>>>>>
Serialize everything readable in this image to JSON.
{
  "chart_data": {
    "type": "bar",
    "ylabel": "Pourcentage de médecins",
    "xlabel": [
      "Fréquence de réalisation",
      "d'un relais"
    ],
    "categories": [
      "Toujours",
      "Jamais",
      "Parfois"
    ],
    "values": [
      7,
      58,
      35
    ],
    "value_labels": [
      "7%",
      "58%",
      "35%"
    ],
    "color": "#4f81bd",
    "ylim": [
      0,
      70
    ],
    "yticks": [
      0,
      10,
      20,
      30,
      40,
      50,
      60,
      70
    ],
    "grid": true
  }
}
<<<<<
# Written request
From the records above, extract each line exactly as shown.

# Problem solution
Serialize everything readable in this image to JSON.
{
  "chart_data": {
    "type": "bar",
    "ylabel": "Pourcentage de médecins",
    "xlabel": [
      "Fréquence de réalisation",
      "d'un relais"
    ],
    "categories": [
      "Toujours",
      "Jamais",
      "Parfois"
    ],
    "values": [
      7,
      58,
      35
    ],
    "value_labels": [
      "7%",
      "58%",
      "35%"
    ],
    "color": "#4f81bd",
    "ylim": [
      0,
      70
    ],
    "yticks": [
      0,
      10,
      20,
      30,
      40,
      50,
      60,
      70
    ],
    "grid": true
  }
}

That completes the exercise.